Sabır konusu hadislerde de geniş olarak yer almaktadır. Bir hadis-i şerifte sabrın kişiyi telâştan ve yanlış işler yapmaktan koruyucu özelliği, “Sabır ışıktır” (16)   sözüyle ifade edilmiştir. Hz. Peygamberimiz (s.a.v.), kendisinden sürekli yardım isteyenlere yardım ettikten sonra yine de istemeleri üzerine onlara afif olmalarını, müstağni davranmalarını ve sabırlı olmak için çaba göstermelerini öğütlemiş; böyle yapmaları halinde Allah’ın kendilerine yardım edip ihtiyaçtan kurtaracağını bildirmiş, “Hiç kimseye sabırdan daha hayırlı ve geniş bir nimet verilmedi” buyurmuştur. (17) Hz. Ali (r.a.)’nin, “Allah’ım! Senden sabır diliyorum” dediğini duyan Resulullah (s.a.v.), “Bu sözünle Allah’tan ağır bir imtihan istemiş oldun; O’ndan âfiyet dile!” buyurmuştur. (18)

d.) “Allah’a tevekkül et, (ona güven). Şüphesiz Allah, tevekkül edenleri sever”. (19)

[Saklanan veri kümesi kayıtları]
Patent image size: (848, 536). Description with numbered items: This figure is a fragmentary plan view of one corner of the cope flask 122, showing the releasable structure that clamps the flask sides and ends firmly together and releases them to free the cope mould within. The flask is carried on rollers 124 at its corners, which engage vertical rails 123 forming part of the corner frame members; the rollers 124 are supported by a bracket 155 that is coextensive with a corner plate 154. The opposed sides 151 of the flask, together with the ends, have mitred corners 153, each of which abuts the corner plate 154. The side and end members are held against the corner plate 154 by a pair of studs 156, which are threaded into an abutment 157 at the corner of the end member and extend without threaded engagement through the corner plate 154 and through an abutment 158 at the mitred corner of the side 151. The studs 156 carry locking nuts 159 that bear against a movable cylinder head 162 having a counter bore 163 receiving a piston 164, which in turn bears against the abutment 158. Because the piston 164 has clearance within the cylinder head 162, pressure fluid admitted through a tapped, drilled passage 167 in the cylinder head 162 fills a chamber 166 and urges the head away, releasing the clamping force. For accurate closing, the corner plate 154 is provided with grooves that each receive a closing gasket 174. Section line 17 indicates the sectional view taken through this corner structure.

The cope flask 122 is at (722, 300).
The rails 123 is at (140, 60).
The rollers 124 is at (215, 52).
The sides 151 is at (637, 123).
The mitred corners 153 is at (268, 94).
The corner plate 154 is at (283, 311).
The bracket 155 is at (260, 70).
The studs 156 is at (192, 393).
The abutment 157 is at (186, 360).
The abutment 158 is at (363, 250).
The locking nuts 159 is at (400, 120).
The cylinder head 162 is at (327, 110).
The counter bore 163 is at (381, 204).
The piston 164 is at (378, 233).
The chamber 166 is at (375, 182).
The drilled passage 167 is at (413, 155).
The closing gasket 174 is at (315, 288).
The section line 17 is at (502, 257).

* * *

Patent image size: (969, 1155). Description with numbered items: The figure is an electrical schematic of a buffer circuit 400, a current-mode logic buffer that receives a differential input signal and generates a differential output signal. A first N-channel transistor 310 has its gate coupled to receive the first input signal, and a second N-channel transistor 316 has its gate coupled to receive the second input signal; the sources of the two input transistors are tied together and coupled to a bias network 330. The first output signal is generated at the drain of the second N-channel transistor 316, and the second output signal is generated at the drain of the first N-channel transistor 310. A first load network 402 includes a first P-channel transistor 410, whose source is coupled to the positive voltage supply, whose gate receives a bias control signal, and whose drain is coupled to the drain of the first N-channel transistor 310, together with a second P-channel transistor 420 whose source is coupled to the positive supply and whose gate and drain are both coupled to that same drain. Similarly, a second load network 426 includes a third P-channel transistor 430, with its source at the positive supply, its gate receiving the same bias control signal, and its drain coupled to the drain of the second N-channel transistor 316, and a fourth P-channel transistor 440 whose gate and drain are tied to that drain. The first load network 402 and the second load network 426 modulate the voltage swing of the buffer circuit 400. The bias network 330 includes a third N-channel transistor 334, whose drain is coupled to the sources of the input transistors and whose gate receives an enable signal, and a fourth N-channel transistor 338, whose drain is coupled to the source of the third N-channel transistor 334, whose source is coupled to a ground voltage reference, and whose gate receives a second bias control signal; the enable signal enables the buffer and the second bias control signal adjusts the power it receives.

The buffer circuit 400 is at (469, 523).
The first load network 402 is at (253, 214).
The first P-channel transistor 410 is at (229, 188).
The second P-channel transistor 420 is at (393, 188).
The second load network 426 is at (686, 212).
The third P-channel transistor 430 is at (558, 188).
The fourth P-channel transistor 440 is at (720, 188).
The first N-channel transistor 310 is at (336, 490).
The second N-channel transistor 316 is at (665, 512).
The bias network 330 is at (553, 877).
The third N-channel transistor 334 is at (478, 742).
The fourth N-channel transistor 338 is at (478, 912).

§ Görev tanımı
Sabır konulu metnin devamını yazın ve son gösterilen cümlenin hemen ardından başlayın. Kayıtlar, sabır konulu metinden ayrı, bağımsız bir malzemedir.

§ Görev çıktısı
Sözlükte “dayanmak, güvenmek, itimat etmek ve işi başkasına havale etmek” anlamlarına gelen tevekkül, terim olarak “bir taraftan meşru hedefe ulaşabilmek için gerekli bütün çabayı gösterirken diğer taraftan da Allah’a dayanıp güvenmek ve işin sonunu O’na bırakmak” demektir. Kur’an-ı Kerîm’de kırk ayette tevekkül ve aynı kökten fiil ve isimler geçmektedir. Bu ayetlerde Allah’a sığınmak, O’na güvenip dayanmak ve bağlanmak gerektiği, bunun İslâm akidesinin bir gereği ve Allah’a samimi iman ve teslimiyetin zorunlu sonucu olduğu vurgulanmaktadır. Resul-i Ekrem (s.a.v.) Efendimiz kuşların sabahın erken saatlerinde yuvalarından ayrılarak akşamın karanlığına kadar Allah’ın kendileri için yarattığı rızıklarını aradıklarını hatırlatarak (20) Allah’a gerçek anlamda tevekkül etmenin esbaba tevessülü/sebeplere sarılmayı gerektirdiğini anlatmak istemiştir. Devesini bağladıktan sonra mı yoksa onu salarak mı tevekkül etmiş olacağını soran bedevîye hitaben de “Önce deveni bağla, sonra Allah’a tevekkül et” (21) buyurarak İslâm’ın tevekkül anlayışını somut örneklerle açıklamıştır. Tevekkülü itici bir güç olarak değerlendiren ashâb-ı kirâm ise bu anlayış sayesinde daha İslâm’ın ilk yüzyılı bitmeden İslâm dinini bir dünya ve milletler dini haline getirmeyi ve kıtaları fethetmeyi başarabilmişlerdir.

e.) “Şüphesiz Allah çok tevbe edenleri sever, çok temizlenenleri sever.” (22)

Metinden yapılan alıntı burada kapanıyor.